Work required: Show all lines that include the string "color"; copy each one.

Records for processing:
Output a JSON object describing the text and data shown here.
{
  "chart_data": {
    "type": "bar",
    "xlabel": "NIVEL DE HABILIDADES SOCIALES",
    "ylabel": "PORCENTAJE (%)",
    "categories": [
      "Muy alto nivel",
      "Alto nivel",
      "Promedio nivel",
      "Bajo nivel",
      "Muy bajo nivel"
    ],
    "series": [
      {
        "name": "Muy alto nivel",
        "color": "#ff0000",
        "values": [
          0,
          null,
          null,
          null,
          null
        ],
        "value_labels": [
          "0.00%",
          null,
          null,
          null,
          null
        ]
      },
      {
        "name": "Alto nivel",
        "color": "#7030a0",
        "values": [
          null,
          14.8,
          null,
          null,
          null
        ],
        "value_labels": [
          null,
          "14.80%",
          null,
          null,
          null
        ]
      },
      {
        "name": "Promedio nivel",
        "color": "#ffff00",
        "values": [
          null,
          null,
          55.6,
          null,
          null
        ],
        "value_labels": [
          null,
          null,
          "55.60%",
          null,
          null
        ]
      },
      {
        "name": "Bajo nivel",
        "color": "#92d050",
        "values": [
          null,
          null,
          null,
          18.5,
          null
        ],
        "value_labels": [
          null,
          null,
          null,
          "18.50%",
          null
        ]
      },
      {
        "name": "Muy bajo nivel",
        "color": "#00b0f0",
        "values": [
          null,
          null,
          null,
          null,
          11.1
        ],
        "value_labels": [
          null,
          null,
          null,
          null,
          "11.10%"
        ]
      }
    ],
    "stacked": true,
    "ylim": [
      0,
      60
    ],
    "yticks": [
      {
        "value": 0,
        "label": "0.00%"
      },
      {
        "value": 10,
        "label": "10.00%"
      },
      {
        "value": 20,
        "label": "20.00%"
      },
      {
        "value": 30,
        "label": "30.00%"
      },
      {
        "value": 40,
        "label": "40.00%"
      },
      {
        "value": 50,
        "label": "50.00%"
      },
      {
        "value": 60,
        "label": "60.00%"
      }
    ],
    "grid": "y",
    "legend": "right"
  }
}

Solution for this task:
        "color": "#ff0000",
        "color": "#7030a0",
        "color": "#ffff00",
        "color": "#92d050",
        "color": "#00b0f0",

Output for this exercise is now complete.